> **RECORDS SHOWN**:
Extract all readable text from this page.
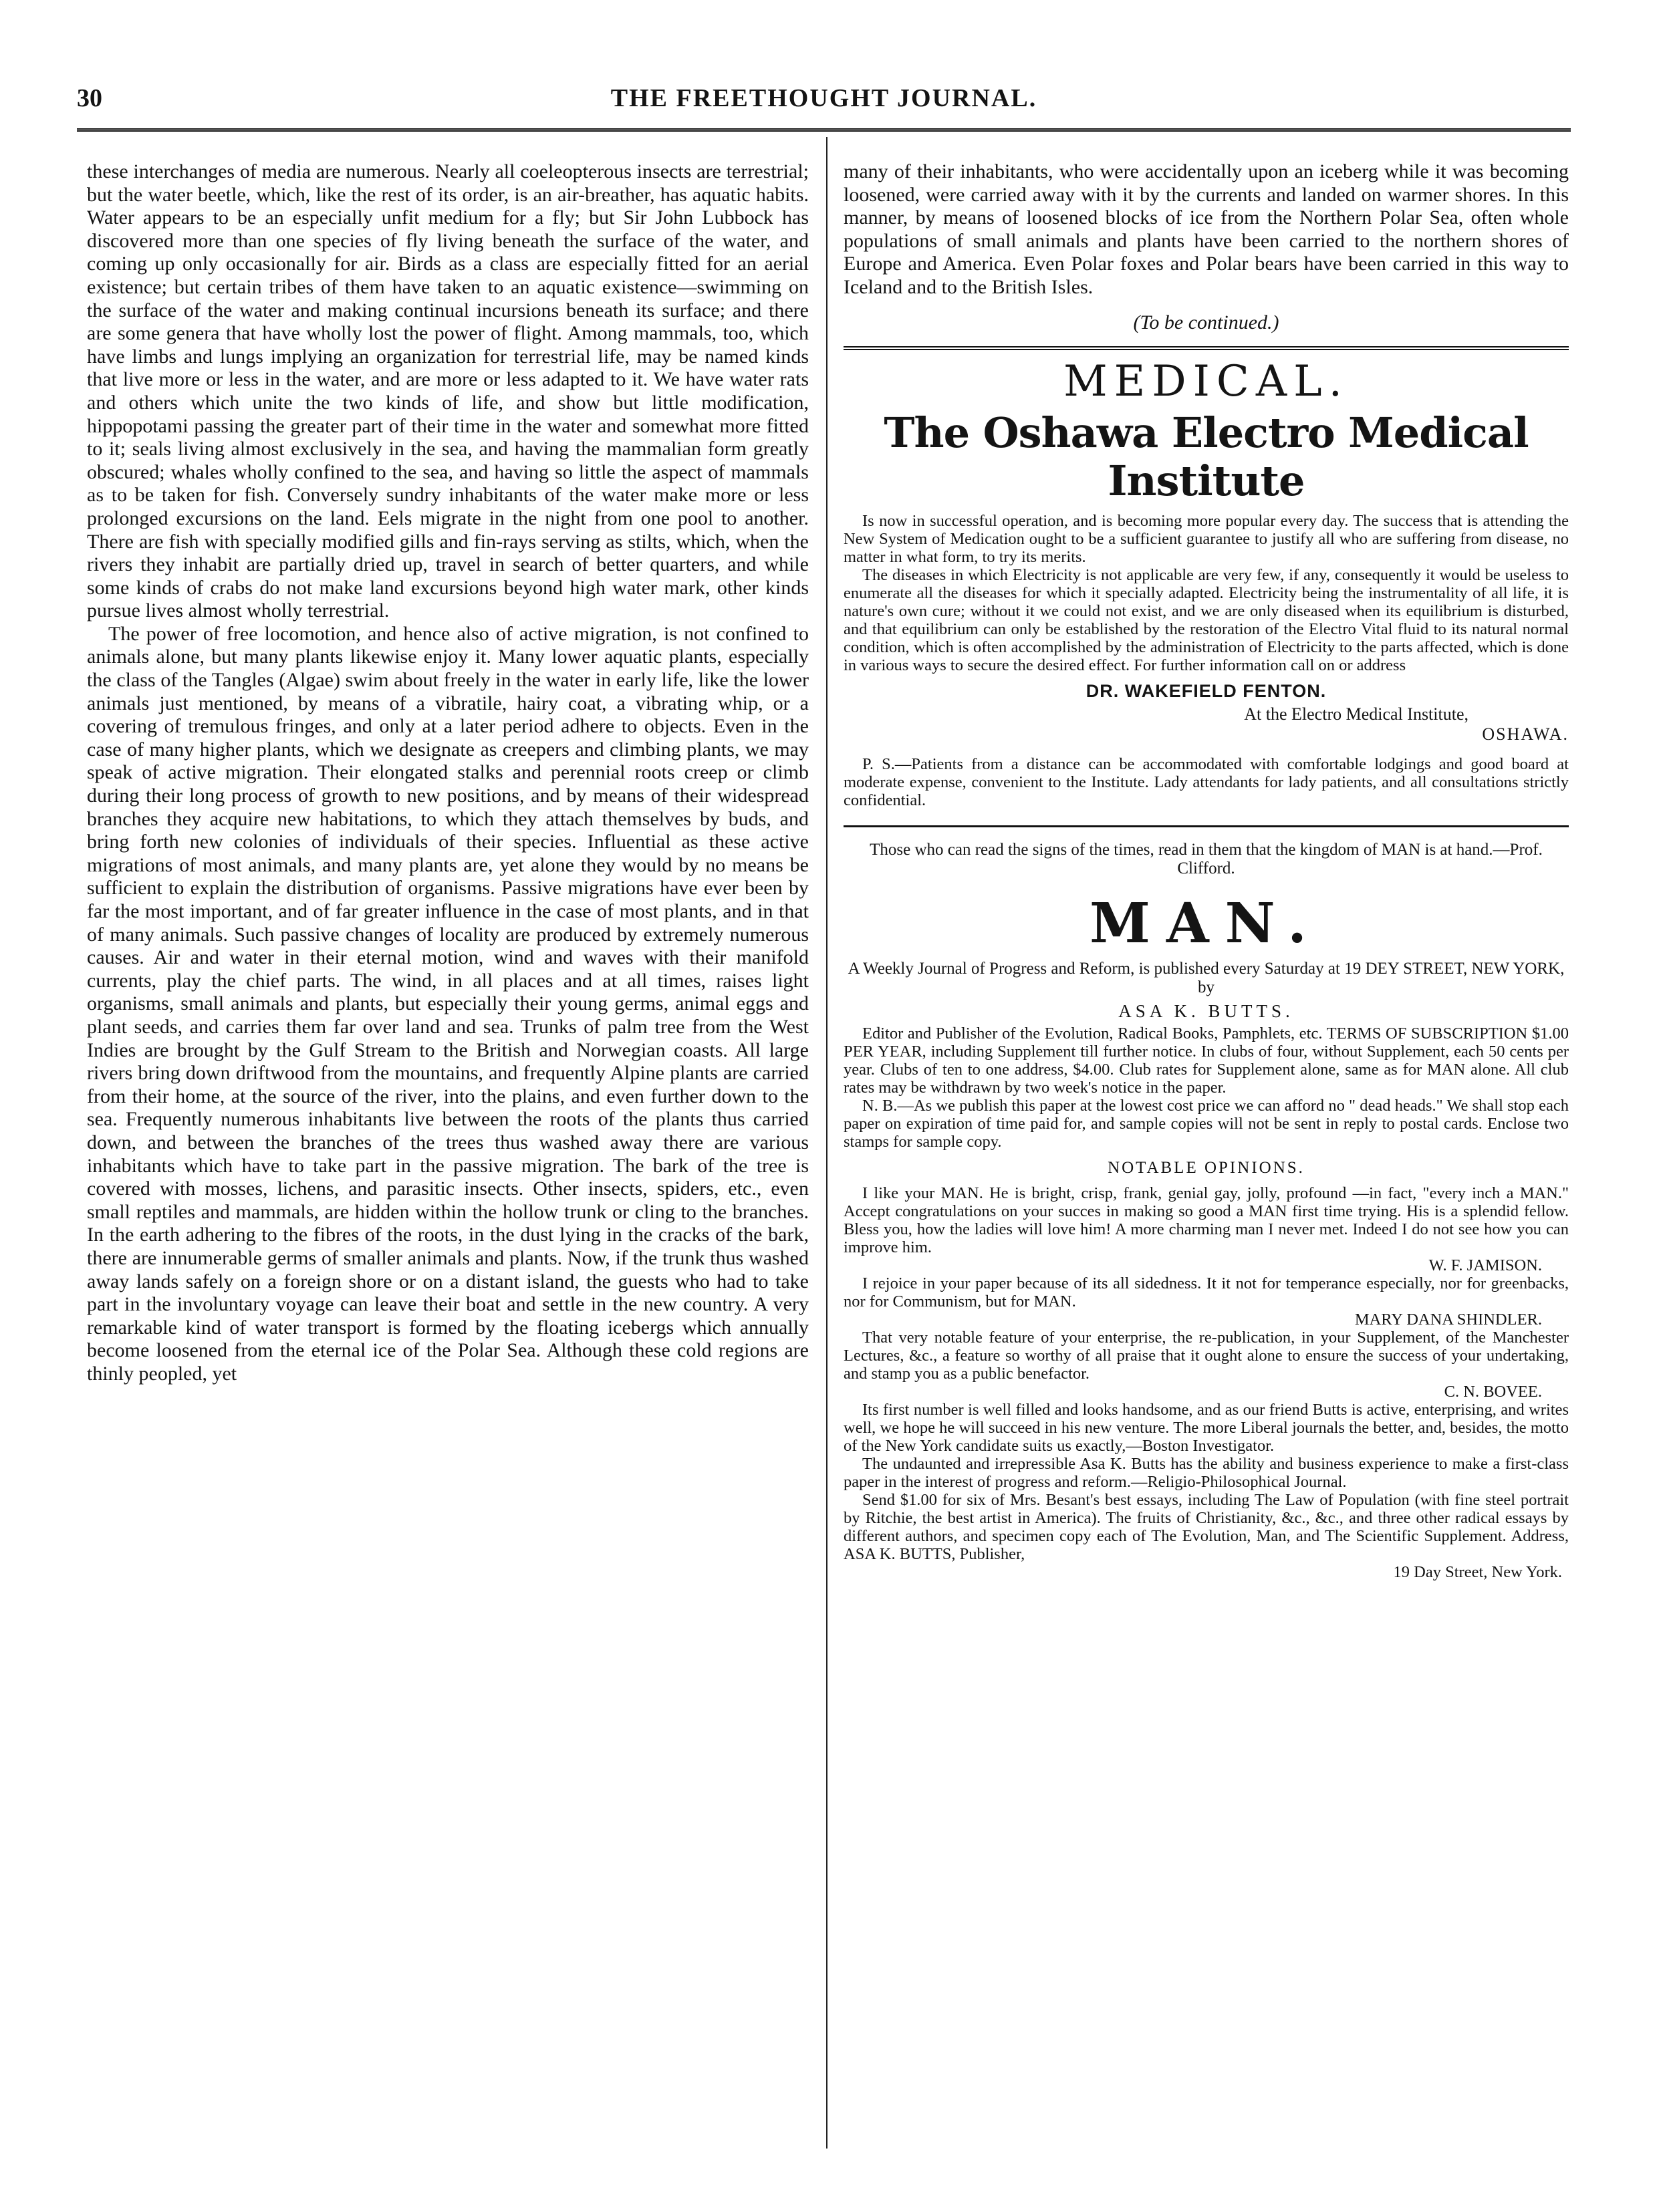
30	THE FREETHOUGHT JOURNAL.

these interchanges of media are numerous. Nearly all coeleopterous insects are terrestrial; but the water beetle, which, like the rest of its order, is an air-breather, has aquatic habits. Water appears to be an especially unfit medium for a fly; but Sir John Lubbock has discovered more than one species of fly living beneath the surface of the water, and coming up only occasionally for air. Birds as a class are especially fitted for an aerial existence; but certain tribes of them have taken to an aquatic existence—swimming on the surface of the water and making continual incursions beneath its surface; and there are some genera that have wholly lost the power of flight. Among mammals, too, which have limbs and lungs implying an organization for terrestrial life, may be named kinds that live more or less in the water, and are more or less adapted to it. We have water rats and others which unite the two kinds of life, and show but little modification, hippopotami passing the greater part of their time in the water and somewhat more fitted to it; seals living almost exclusively in the sea, and having the mammalian form greatly obscured; whales wholly confined to the sea, and having so little the aspect of mammals as to be taken for fish. Conversely sundry inhabitants of the water make more or less prolonged excursions on the land. Eels migrate in the night from one pool to another. There are fish with specially modified gills and fin-rays serving as stilts, which, when the rivers they inhabit are partially dried up, travel in search of better quarters, and while some kinds of crabs do not make land excursions beyond high water mark, other kinds pursue lives almost wholly terrestrial.

The power of free locomotion, and hence also of active migration, is not confined to animals alone, but many plants likewise enjoy it. Many lower aquatic plants, especially the class of the Tangles (Algae) swim about freely in the water in early life, like the lower animals just mentioned, by means of a vibratile, hairy coat, a vibrating whip, or a covering of tremulous fringes, and only at a later period adhere to objects. Even in the case of many higher plants, which we designate as creepers and climbing plants, we may speak of active migration. Their elongated stalks and perennial roots creep or climb during their long process of growth to new positions, and by means of their widespread branches they acquire new habitations, to which they attach themselves by buds, and bring forth new colonies of individuals of their species. Influential as these active migrations of most animals, and many plants are, yet alone they would by no means be sufficient to explain the distribution of organisms. Passive migrations have ever been by far the most important, and of far greater influence in the case of most plants, and in that of many animals. Such passive changes of locality are produced by extremely numerous causes. Air and water in their eternal motion, wind and waves with their manifold currents, play the chief parts. The wind, in all places and at all times, raises light organisms, small animals and plants, but especially their young germs, animal eggs and plant seeds, and carries them far over land and sea. Trunks of palm tree from the West Indies are brought by the Gulf Stream to the British and Norwegian coasts. All large rivers bring down driftwood from the mountains, and frequently Alpine plants are carried from their home, at the source of the river, into the plains, and even further down to the sea. Frequently numerous inhabitants live between the roots of the plants thus carried down, and between the branches of the trees thus washed away there are various inhabitants which have to take part in the passive migration. The bark of the tree is covered with mosses, lichens, and parasitic insects. Other insects, spiders, etc., even small reptiles and mammals, are hidden within the hollow trunk or cling to the branches. In the earth adhering to the fibres of the roots, in the dust lying in the cracks of the bark, there are innumerable germs of smaller animals and plants. Now, if the trunk thus washed away lands safely on a foreign shore or on a distant island, the guests who had to take part in the involuntary voyage can leave their boat and settle in the new country. A very remarkable kind of water transport is formed by the floating icebergs which annually become loosened from the eternal ice of the Polar Sea. Although these cold regions are thinly peopled, yet

many of their inhabitants, who were accidentally upon an iceberg while it was becoming loosened, were carried away with it by the currents and landed on warmer shores. In this manner, by means of loosened blocks of ice from the Northern Polar Sea, often whole populations of small animals and plants have been carried to the northern shores of Europe and America. Even Polar foxes and Polar bears have been carried in this way to Iceland and to the British Isles.

(To be continued.)
MEDICAL.
The Oshawa Electro Medical Institute

Is now in successful operation, and is becoming more popular every day. The success that is attending the New System of Medication ought to be a sufficient guarantee to justify all who are suffering from disease, no matter in what form, to try its merits.

The diseases in which Electricity is not applicable are very few, if any, consequently it would be useless to enumerate all the diseases for which it specially adapted. Electricity being the instrumentality of all life, it is nature's own cure; without it we could not exist, and we are only diseased when its equilibrium is disturbed, and that equilibrium can only be established by the restoration of the Electro Vital fluid to its natural normal condition, which is often accomplished by the administration of Electricity to the parts affected, which is done in various ways to secure the desired effect. For further information call on or address

DR. WAKEFIELD FENTON.
At the Electro Medical Institute,
OSHAWA.

P. S.—Patients from a distance can be accommodated with comfortable lodgings and good board at moderate expense, convenient to the Institute. Lady attendants for lady patients, and all consultations strictly confidential.

Those who can read the signs of the times, read in them that the kingdom of MAN is at hand.—Prof. Clifford.
MAN.
A Weekly Journal of Progress and Reform, is published every Saturday at 19 DEY STREET, NEW YORK, by
ASA K. BUTTS.

Editor and Publisher of the Evolution, Radical Books, Pamphlets, etc. TERMS OF SUBSCRIPTION $1.00 PER YEAR, including Supplement till further notice. In clubs of four, without Supplement, each 50 cents per year. Clubs of ten to one address, $4.00. Club rates for Supplement alone, same as for MAN alone. All club rates may be withdrawn by two week's notice in the paper.

N. B.—As we publish this paper at the lowest cost price we can afford no " dead heads." We shall stop each paper on expiration of time paid for, and sample copies will not be sent in reply to postal cards. Enclose two stamps for sample copy.

NOTABLE OPINIONS.

I like your MAN. He is bright, crisp, frank, genial gay, jolly, profound —in fact, "every inch a MAN." Accept congratulations on your succes in making so good a MAN first time trying. His is a splendid fellow. Bless you, how the ladies will love him! A more charming man I never met. Indeed I do not see how you can improve him.

W. F. JAMISON.

I rejoice in your paper because of its all sidedness. It it not for temperance especially, nor for greenbacks, nor for Communism, but for MAN.

MARY DANA SHINDLER.

That very notable feature of your enterprise, the re-publication, in your Supplement, of the Manchester Lectures, &c., a feature so worthy of all praise that it ought alone to ensure the success of your undertaking, and stamp you as a public benefactor.

C. N. BOVEE.

Its first number is well filled and looks handsome, and as our friend Butts is active, enterprising, and writes well, we hope he will succeed in his new venture. The more Liberal journals the better, and, besides, the motto of the New York candidate suits us exactly,—Boston Investigator.

The undaunted and irrepressible Asa K. Butts has the ability and business experience to make a first-class paper in the interest of progress and reform.—Religio-Philosophical Journal.

Send $1.00 for six of Mrs. Besant's best essays, including The Law of Population (with fine steel portrait by Ritchie, the best artist in America). The fruits of Christianity, &c., &c., and three other radical essays by different authors, and specimen copy each of The Evolution, Man, and The Scientific Supplement. Address, ASA K. BUTTS, Publisher,

19 Day Street, New York.
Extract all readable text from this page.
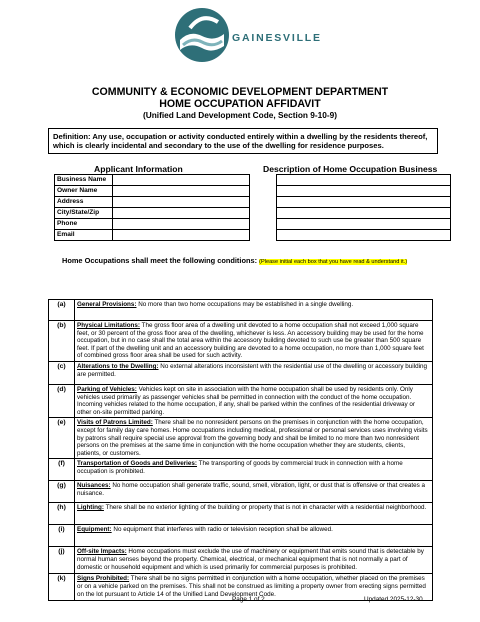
GAINESVILLE
COMMUNITY & ECONOMIC DEVELOPMENT DEPARTMENT
HOME OCCUPATION AFFIDAVIT
(Unified Land Development Code, Section 9-10-9)
Definition: Any use, occupation or activity conducted entirely within a dwelling by the residents thereof, which is clearly incidental and secondary to the use of the dwelling for residence purposes.
Applicant Information	Description of Home Occupation Business
Business Name			
Owner Name			
Address			
City/State/Zip			
Phone			
Email			
Home Occupations shall meet the following conditions: (Please initial each box that you have read & understand it.)
(a)	General Provisions: No more than two home occupations may be established in a single dwelling.
(b)	Physical Limitations: The gross floor area of a dwelling unit devoted to a home occupation shall not exceed 1,000 square feet, or 30 percent of the gross floor area of the dwelling, whichever is less. An accessory building may be used for the home occupation, but in no case shall the total area within the accessory building devoted to such use be greater than 500 square feet. If part of the dwelling unit and an accessory building are devoted to a home occupation, no more than 1,000 square feet of combined gross floor area shall be used for such activity.
(c)	Alterations to the Dwelling: No external alterations inconsistent with the residential use of the dwelling or accessory building are permitted.
(d)	Parking of Vehicles: Vehicles kept on site in association with the home occupation shall be used by residents only. Only vehicles used primarily as passenger vehicles shall be permitted in connection with the conduct of the home occupation. Incoming vehicles related to the home occupation, if any, shall be parked within the confines of the residential driveway or other on-site permitted parking.
(e)	Visits of Patrons Limited: There shall be no nonresident persons on the premises in conjunction with the home occupation, except for family day care homes. Home occupations including medical, professional or personal services uses involving visits by patrons shall require special use approval from the governing body and shall be limited to no more than two nonresident persons on the premises at the same time in conjunction with the home occupation whether they are students, clients, patients, or customers.
(f)	Transportation of Goods and Deliveries: The transporting of goods by commercial truck in connection with a home occupation is prohibited.
(g)	Nuisances: No home occupation shall generate traffic, sound, smell, vibration, light, or dust that is offensive or that creates a nuisance.
(h)	Lighting: There shall be no exterior lighting of the building or property that is not in character with a residential neighborhood.
(i)	Equipment: No equipment that interferes with radio or television reception shall be allowed.
(j)	Off-site Impacts: Home occupations must exclude the use of machinery or equipment that emits sound that is detectable by normal human senses beyond the property. Chemical, electrical, or mechanical equipment that is not normally a part of domestic or household equipment and which is used primarily for commercial purposes is prohibited.
(k)	Signs Prohibited: There shall be no signs permitted in conjunction with a home occupation, whether placed on the premises or on a vehicle parked on the premises. This shall not be construed as limiting a property owner from erecting signs permitted on the lot pursuant to Article 14 of the Unified Land Development Code.
Page 1 of 2	Updated 2025-12-30
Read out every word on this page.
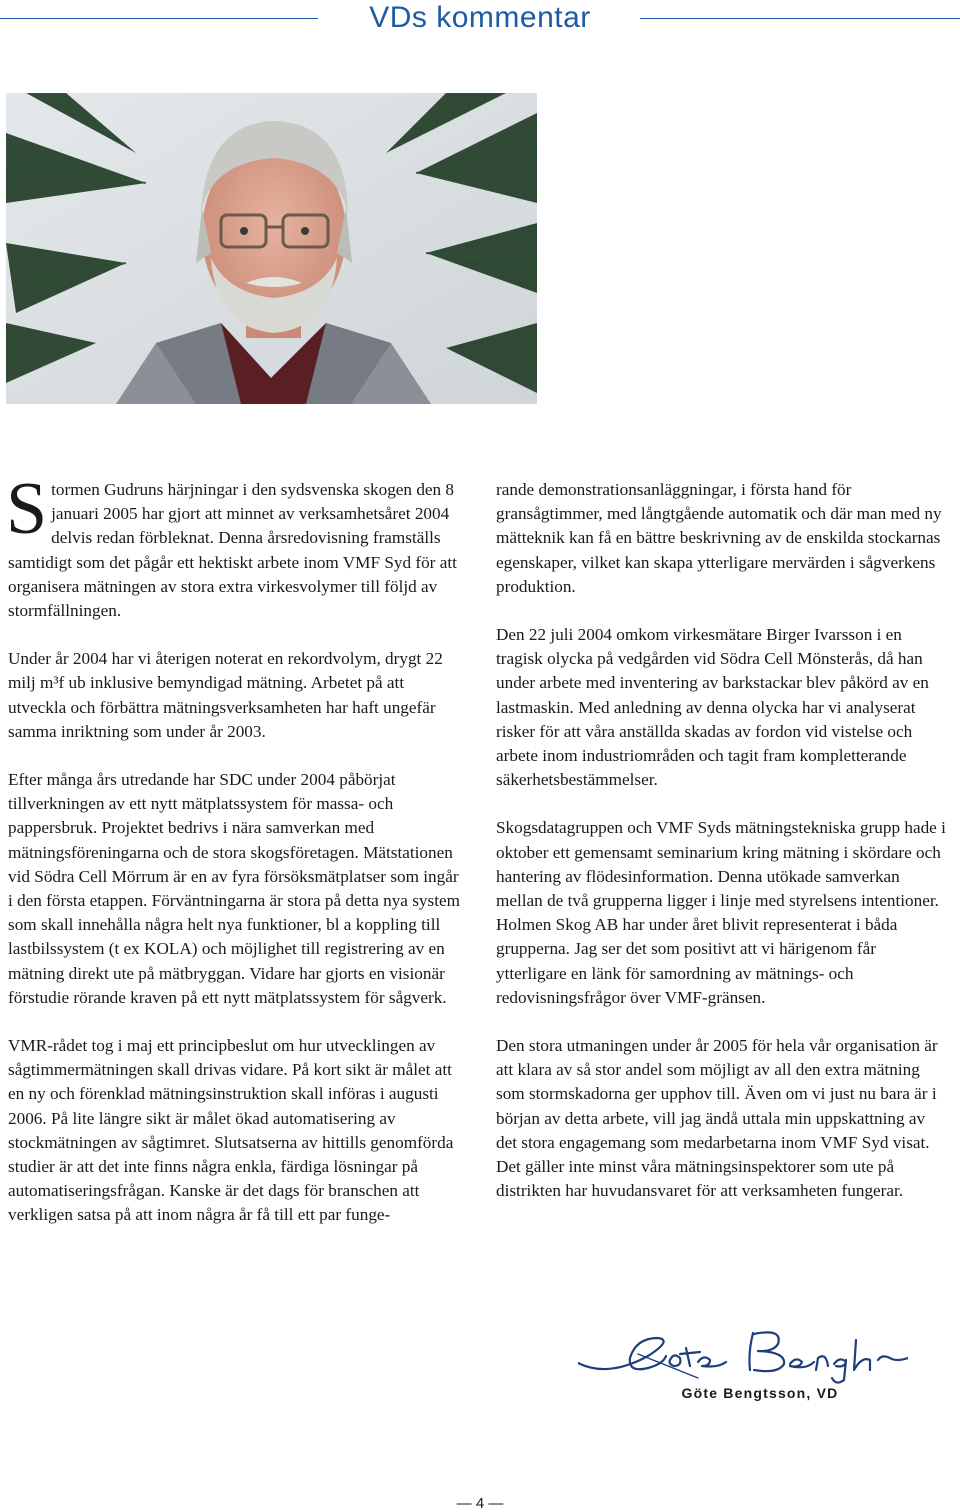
VDs kommentar

Stormen Gudruns härjningar i den sydsvenska skogen den 8 januari 2005 har gjort att minnet av verksamhetsåret 2004 delvis redan förbleknat. Denna årsredovisning framställs samtidigt som det pågår ett hektiskt arbete inom VMF Syd för att organisera mätningen av stora extra virkesvolymer till följd av stormfällningen.

Under år 2004 har vi återigen noterat en rekordvolym, drygt 22 milj m³f ub inklusive bemyndigad mätning. Arbetet på att utveckla och förbättra mätningsverksamheten har haft ungefär samma inriktning som under år 2003.

Efter många års utredande har SDC under 2004 påbörjat tillverkningen av ett nytt mätplatssystem för massa- och pappersbruk. Projektet bedrivs i nära samverkan med mätningsföreningarna och de stora skogsföretagen. Mätstationen vid Södra Cell Mörrum är en av fyra försöksmätplatser som ingår i den första etappen. Förväntningarna är stora på detta nya system som skall innehålla några helt nya funktioner, bl a koppling till lastbilssystem (t ex KOLA) och möjlighet till registrering av en mätning direkt ute på mätbryggan. Vidare har gjorts en visionär förstudie rörande kraven på ett nytt mätplatssystem för sågverk.

VMR-rådet tog i maj ett principbeslut om hur utvecklingen av sågtimmermätningen skall drivas vidare. På kort sikt är målet att en ny och förenklad mätningsinstruktion skall införas i augusti 2006. På lite längre sikt är målet ökad automatisering av stockmätningen av sågtimret. Slutsatserna av hittills genomförda studier är att det inte finns några enkla, färdiga lösningar på automatiseringsfrågan. Kanske är det dags för branschen att verkligen satsa på att inom några år få till ett par funge-

rande demonstrationsanläggningar, i första hand för gransågtimmer, med långtgående automatik och där man med ny mätteknik kan få en bättre beskrivning av de enskilda stockarnas egenskaper, vilket kan skapa ytterligare mervärden i sågverkens produktion.

Den 22 juli 2004 omkom virkesmätare Birger Ivarsson i en tragisk olycka på vedgården vid Södra Cell Mönsterås, då han under arbete med inventering av barkstackar blev påkörd av en lastmaskin. Med anledning av denna olycka har vi analyserat risker för att våra anställda skadas av fordon vid vistelse och arbete inom industriområden och tagit fram kompletterande säkerhetsbestämmelser.

Skogsdatagruppen och VMF Syds mätningstekniska grupp hade i oktober ett gemensamt seminarium kring mätning i skördare och hantering av flödesinformation. Denna utökade samverkan mellan de två grupperna ligger i linje med styrelsens intentioner. Holmen Skog AB har under året blivit representerat i båda grupperna. Jag ser det som positivt att vi härigenom får ytterligare en länk för samordning av mätnings- och redovisningsfrågor över VMF-gränsen.

Den stora utmaningen under år 2005 för hela vår organisation är att klara av så stor andel som möjligt av all den extra mätning som stormskadorna ger upphov till. Även om vi just nu bara är i början av detta arbete, vill jag ändå uttala min uppskattning av det stora engagemang som medarbetarna inom VMF Syd visat. Det gäller inte minst våra mätningsinspektorer som ute på distrikten har huvudansvaret för att verksamheten fungerar.

Göte Bengtsson, VD
— 4 —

> **ASSIGNMENT**:
In the entries above, find every line holding the word "Evolution" and copy it out.

> **EXERCISE RESPONSE**:
Editor and Publisher of the Evolution, Radical Books, Pamphlets, etc. TERMS OF SUBSCRIPTION $1.00 PER YEAR, including Supplement till further notice. In clubs of four, without Supplement, each 50 cents per year. Clubs of ten to one address, $4.00. Club rates for Supplement alone, same as for MAN alone. All club rates may be withdrawn by two week's notice in the paper.
Send $1.00 for six of Mrs. Besant's best essays, including The Law of Population (with fine steel portrait by Ritchie, the best artist in America). The fruits of Christianity, &c., &c., and three other radical essays by different authors, and specimen copy each of The Evolution, Man, and The Scientific Supplement. Address, ASA K. BUTTS, Publisher,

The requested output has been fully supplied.